## TASK TO CARRY OUT:
Set out the listing below as a Markdown table with the columns Number and Text, one numbered row per line and blank lines left out. Start at the first line of the listing and end at the line that contains "checkmark-icon: ✓ <box>39 181 60 209</box>".

--

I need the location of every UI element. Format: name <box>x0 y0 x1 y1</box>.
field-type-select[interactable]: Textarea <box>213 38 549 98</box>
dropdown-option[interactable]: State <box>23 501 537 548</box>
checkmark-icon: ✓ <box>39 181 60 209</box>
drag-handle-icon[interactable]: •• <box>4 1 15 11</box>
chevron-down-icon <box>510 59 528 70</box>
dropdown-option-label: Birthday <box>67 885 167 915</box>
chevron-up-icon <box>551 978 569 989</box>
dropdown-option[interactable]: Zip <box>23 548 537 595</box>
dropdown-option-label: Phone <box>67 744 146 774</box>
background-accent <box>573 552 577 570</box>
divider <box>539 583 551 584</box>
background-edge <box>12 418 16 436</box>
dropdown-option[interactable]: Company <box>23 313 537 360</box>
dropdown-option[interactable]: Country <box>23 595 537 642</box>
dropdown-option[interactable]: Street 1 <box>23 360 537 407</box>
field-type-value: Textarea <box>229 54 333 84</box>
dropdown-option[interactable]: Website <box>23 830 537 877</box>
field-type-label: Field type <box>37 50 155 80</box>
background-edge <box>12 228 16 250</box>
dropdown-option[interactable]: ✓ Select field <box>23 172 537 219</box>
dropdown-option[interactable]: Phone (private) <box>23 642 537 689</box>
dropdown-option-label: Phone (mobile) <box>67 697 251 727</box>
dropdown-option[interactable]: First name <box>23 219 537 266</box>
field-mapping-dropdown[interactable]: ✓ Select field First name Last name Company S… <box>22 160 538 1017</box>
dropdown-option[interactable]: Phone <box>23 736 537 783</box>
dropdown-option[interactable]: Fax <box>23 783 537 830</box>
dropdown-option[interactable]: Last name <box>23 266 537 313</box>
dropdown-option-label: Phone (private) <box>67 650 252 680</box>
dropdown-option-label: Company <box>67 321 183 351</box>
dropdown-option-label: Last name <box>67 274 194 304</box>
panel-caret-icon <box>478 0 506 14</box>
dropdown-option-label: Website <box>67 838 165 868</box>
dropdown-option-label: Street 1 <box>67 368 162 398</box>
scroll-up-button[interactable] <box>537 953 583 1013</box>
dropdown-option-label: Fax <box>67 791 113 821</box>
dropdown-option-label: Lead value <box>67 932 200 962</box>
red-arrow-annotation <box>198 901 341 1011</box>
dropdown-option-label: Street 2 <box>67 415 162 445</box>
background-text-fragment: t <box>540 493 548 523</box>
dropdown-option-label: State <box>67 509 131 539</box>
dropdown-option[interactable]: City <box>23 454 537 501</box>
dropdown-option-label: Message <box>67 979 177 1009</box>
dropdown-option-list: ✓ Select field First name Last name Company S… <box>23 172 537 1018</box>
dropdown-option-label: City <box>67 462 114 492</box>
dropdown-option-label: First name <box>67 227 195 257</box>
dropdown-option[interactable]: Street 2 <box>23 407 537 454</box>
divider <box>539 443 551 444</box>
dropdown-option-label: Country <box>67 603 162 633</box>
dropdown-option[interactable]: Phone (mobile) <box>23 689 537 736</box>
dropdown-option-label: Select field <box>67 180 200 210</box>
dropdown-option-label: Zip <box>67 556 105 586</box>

--

## CORRECT RESPONSE:
| Number | Text |
|---|---|
| 1 | I need the location of every UI element. Format: name <box>x0 y0 x1 y1</box>. |
| 2 | field-type-select[interactable]: Textarea <box>213 38 549 98</box> |
| 3 | dropdown-option[interactable]: State <box>23 501 537 548</box> |
| 4 | checkmark-icon: ✓ <box>39 181 60 209</box> |